[Start of Attachment]

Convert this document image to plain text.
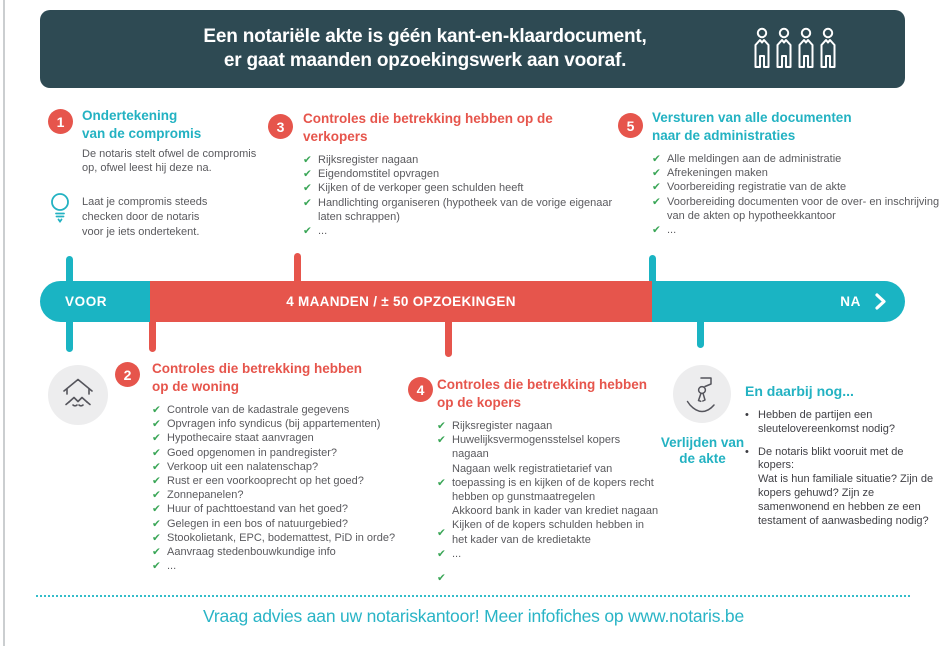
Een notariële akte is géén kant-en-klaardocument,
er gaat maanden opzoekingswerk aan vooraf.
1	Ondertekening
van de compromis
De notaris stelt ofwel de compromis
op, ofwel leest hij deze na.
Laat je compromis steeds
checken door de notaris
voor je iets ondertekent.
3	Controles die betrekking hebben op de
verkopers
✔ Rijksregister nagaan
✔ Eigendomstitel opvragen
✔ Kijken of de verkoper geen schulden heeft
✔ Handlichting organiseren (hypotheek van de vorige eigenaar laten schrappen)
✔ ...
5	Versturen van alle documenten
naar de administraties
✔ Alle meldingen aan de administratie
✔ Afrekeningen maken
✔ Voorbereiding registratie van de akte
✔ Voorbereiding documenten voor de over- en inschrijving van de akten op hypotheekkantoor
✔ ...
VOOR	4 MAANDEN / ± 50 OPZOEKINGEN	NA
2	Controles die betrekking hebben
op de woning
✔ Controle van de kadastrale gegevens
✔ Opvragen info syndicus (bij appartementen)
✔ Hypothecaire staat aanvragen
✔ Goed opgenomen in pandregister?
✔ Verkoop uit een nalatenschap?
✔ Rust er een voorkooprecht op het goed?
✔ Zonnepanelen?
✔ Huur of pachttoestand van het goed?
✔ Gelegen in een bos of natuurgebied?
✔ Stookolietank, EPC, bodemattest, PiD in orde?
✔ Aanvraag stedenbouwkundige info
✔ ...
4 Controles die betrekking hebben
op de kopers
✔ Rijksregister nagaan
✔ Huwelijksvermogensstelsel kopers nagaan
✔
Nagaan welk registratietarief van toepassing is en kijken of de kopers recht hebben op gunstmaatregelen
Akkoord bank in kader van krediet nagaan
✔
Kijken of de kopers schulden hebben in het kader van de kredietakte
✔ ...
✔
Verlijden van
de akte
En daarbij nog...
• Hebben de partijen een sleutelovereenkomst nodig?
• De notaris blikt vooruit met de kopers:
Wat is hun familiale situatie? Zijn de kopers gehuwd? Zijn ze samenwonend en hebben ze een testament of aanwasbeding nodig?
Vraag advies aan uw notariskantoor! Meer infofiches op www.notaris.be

[End of Attachment]
[Start of Attachment]

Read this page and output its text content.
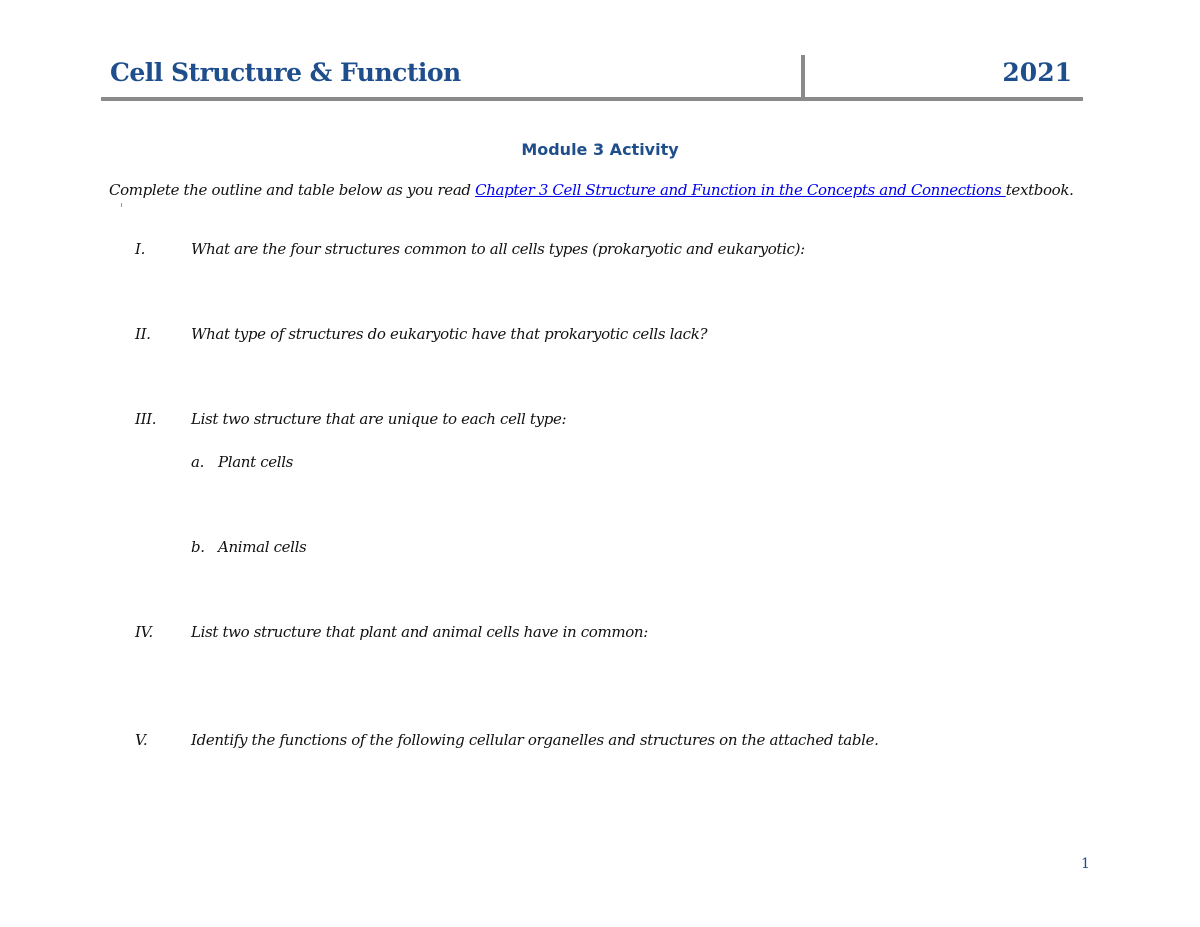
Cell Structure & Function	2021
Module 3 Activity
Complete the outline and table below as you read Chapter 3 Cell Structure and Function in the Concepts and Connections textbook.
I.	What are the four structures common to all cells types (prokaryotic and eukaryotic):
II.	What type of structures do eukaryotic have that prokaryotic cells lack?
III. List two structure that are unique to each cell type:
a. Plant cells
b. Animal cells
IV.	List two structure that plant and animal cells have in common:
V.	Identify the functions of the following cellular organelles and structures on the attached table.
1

[End of Attachment]

* **Exercise aim**
Give the number of lines above that hold "notaris", with no other words.

* **Task result**
4